- Goal:
Using the records that follow, copy every line containing the word "сильвета".

[Data entries]

================================

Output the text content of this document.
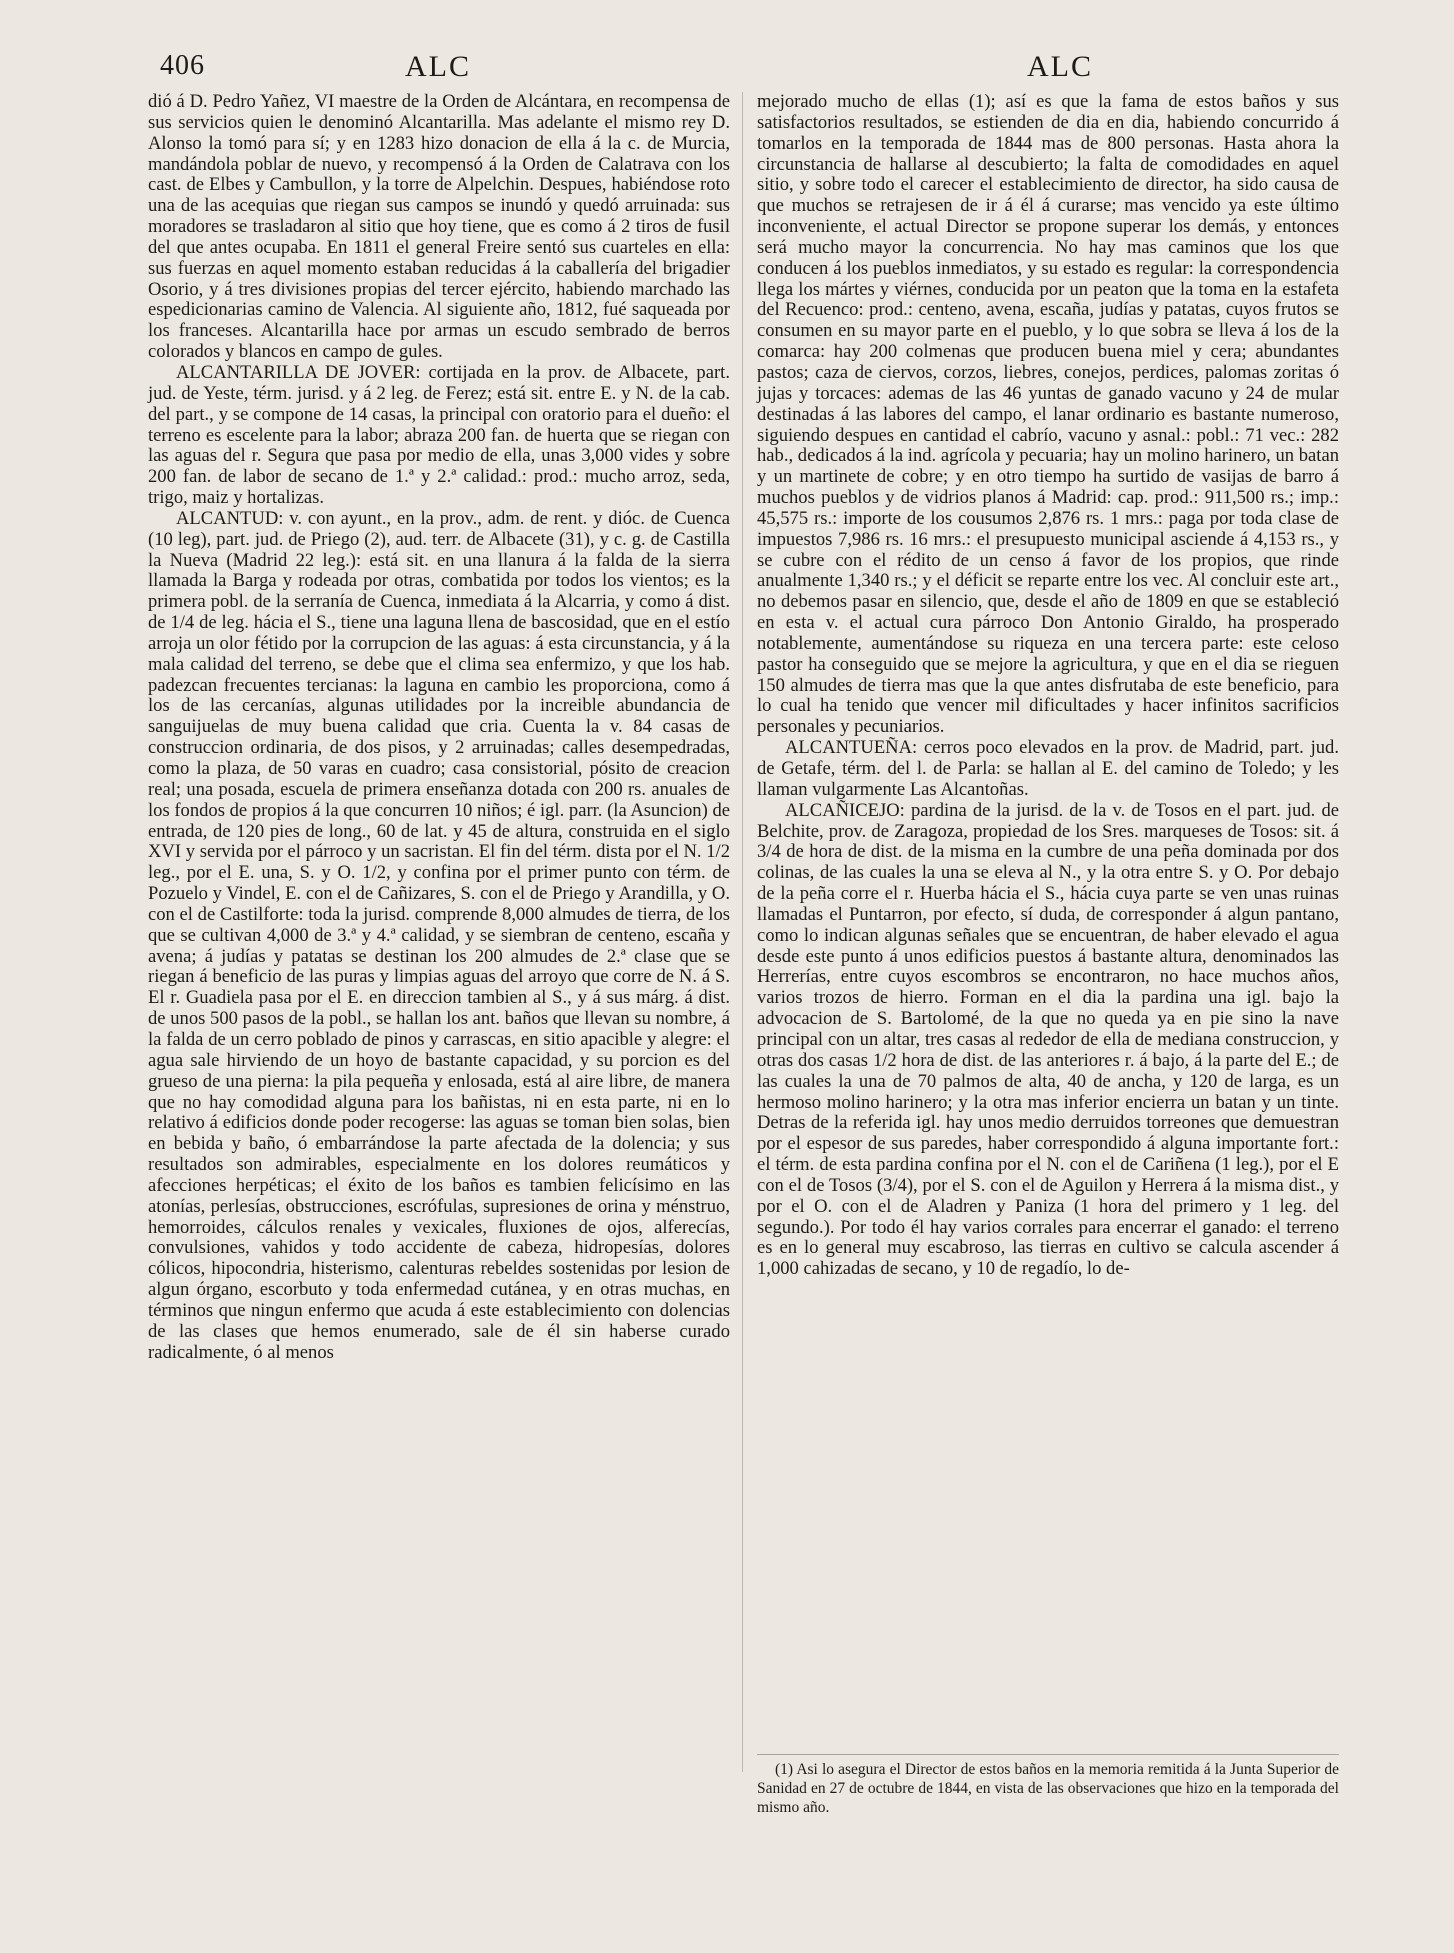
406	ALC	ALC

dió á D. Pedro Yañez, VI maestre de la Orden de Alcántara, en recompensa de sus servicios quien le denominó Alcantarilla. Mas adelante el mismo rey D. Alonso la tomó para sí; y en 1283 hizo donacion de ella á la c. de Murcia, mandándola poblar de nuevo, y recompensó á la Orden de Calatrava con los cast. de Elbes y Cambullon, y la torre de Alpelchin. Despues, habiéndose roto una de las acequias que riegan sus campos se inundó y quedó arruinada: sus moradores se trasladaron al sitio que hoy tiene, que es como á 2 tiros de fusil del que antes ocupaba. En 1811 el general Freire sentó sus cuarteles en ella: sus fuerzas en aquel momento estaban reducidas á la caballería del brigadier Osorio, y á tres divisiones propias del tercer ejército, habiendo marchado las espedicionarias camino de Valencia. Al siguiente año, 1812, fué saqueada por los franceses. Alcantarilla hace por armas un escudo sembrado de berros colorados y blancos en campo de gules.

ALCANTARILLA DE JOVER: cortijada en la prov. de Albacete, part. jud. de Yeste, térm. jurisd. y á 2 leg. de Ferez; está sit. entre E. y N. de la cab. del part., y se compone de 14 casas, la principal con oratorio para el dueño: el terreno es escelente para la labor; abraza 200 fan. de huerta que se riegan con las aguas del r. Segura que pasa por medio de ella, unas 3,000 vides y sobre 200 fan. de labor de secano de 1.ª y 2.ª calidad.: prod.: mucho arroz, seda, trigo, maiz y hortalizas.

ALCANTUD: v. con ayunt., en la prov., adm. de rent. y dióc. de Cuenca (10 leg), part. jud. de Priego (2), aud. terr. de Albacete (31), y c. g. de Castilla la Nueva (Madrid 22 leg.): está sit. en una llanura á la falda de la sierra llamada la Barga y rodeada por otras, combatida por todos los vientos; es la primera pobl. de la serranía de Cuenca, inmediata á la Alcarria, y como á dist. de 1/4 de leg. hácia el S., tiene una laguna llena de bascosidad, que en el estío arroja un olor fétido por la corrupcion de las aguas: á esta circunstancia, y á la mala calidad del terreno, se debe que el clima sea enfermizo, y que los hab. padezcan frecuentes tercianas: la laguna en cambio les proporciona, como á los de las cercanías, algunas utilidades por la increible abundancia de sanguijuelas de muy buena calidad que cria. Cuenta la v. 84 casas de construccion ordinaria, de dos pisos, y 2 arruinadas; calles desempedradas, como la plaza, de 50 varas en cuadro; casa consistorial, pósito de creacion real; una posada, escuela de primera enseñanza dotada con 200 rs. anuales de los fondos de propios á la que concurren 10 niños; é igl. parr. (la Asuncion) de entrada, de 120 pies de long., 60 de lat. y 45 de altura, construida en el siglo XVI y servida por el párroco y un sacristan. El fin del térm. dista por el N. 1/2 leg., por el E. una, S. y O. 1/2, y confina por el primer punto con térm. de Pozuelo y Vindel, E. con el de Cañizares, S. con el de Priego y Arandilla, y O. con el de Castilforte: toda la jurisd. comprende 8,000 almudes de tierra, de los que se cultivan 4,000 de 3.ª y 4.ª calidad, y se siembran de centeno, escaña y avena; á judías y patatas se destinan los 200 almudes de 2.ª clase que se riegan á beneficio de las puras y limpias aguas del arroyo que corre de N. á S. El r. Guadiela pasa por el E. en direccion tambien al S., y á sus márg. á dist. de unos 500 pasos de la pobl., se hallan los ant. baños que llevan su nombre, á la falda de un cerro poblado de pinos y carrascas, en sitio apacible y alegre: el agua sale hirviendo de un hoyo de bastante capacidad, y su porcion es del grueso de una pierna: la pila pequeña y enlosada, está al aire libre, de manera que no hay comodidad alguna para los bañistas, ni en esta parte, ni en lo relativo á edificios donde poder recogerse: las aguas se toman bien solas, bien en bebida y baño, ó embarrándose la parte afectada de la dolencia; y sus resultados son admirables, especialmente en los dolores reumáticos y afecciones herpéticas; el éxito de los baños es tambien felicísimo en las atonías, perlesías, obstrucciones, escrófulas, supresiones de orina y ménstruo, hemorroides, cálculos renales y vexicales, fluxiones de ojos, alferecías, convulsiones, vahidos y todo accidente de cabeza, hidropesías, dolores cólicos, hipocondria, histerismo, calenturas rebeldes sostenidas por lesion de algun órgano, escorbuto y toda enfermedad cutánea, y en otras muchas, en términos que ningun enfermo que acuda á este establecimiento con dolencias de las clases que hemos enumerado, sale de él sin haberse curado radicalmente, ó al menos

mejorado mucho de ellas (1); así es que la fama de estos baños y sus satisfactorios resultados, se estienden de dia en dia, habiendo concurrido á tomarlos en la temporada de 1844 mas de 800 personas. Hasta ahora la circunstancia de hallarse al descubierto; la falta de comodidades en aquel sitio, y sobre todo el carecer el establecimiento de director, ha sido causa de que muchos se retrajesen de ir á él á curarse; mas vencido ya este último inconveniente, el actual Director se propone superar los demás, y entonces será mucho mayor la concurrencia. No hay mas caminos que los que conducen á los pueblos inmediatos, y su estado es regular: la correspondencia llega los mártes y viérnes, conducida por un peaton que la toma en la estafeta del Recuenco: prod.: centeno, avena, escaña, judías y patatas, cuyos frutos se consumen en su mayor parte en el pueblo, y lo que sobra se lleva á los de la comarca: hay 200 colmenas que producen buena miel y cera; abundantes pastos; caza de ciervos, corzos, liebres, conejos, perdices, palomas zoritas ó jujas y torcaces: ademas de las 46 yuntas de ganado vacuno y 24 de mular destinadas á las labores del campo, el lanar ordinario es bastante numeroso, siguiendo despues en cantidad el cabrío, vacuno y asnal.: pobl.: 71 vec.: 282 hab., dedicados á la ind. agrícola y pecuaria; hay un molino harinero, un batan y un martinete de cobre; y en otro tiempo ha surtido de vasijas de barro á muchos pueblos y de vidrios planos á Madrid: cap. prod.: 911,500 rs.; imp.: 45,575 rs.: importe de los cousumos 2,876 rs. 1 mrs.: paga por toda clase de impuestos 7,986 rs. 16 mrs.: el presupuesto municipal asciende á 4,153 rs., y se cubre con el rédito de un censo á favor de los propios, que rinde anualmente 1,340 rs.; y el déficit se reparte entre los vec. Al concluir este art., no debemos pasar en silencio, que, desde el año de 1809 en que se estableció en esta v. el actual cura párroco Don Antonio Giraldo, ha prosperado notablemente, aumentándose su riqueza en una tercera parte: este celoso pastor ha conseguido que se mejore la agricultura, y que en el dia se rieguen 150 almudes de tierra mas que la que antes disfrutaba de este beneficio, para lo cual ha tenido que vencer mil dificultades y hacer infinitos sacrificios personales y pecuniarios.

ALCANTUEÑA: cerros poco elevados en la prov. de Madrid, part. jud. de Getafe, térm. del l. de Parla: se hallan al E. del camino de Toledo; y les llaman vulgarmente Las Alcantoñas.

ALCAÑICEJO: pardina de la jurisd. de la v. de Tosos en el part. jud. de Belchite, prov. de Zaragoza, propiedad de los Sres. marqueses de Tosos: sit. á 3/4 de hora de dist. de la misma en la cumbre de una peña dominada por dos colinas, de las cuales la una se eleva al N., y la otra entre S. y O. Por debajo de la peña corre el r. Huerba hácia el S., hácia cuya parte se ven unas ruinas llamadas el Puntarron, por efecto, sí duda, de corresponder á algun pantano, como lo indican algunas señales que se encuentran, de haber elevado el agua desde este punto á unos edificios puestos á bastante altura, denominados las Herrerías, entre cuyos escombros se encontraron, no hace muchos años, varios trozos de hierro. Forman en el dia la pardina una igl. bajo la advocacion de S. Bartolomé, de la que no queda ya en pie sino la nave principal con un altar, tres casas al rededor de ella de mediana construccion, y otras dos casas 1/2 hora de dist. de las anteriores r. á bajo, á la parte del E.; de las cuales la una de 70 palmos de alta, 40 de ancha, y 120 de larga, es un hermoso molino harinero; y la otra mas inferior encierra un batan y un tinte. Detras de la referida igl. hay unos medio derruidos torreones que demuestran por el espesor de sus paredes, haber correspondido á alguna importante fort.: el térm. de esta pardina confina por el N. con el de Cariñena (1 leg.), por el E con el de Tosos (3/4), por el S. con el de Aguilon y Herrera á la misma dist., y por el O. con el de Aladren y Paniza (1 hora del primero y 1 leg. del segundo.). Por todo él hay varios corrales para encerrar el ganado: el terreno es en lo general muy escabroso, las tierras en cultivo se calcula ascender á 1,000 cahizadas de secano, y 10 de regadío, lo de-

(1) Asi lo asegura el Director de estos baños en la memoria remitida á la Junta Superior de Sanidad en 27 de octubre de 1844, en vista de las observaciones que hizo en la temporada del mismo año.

================================

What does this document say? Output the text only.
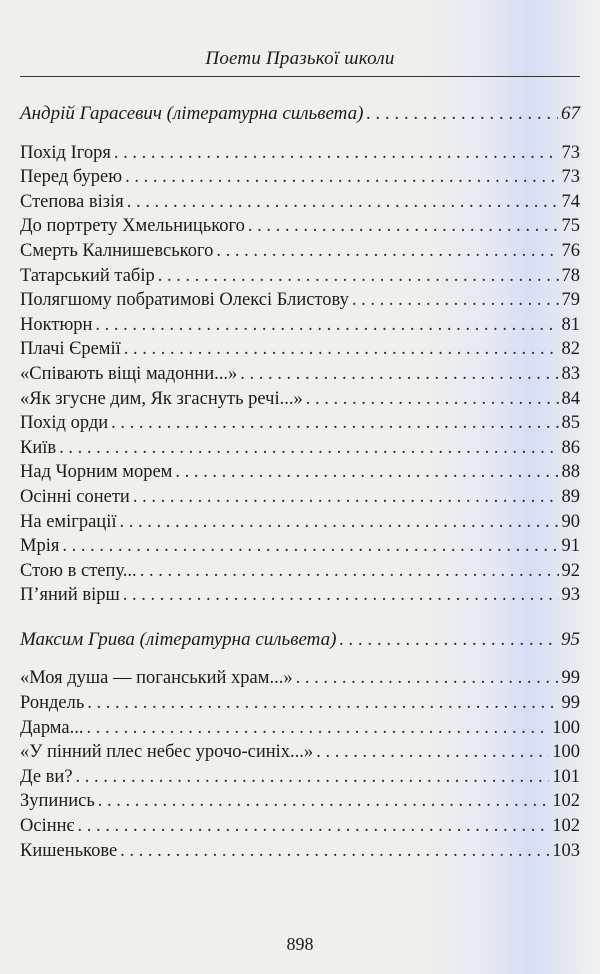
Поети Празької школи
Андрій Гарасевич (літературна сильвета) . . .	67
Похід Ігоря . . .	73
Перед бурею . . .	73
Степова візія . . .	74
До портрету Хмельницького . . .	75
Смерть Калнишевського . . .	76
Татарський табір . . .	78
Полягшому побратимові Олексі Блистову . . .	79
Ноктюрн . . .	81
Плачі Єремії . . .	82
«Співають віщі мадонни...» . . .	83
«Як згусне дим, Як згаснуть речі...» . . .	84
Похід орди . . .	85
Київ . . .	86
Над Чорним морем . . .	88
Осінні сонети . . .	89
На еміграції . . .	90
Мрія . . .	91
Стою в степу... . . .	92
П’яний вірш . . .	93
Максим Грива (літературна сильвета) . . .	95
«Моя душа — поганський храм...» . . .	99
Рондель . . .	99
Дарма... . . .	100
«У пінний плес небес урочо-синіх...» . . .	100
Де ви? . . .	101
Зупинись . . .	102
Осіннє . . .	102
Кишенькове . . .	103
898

================================

- Task output:
Андрій Гарасевич (літературна сильвета) . . .	67
Максим Грива (літературна сильвета) . . .	95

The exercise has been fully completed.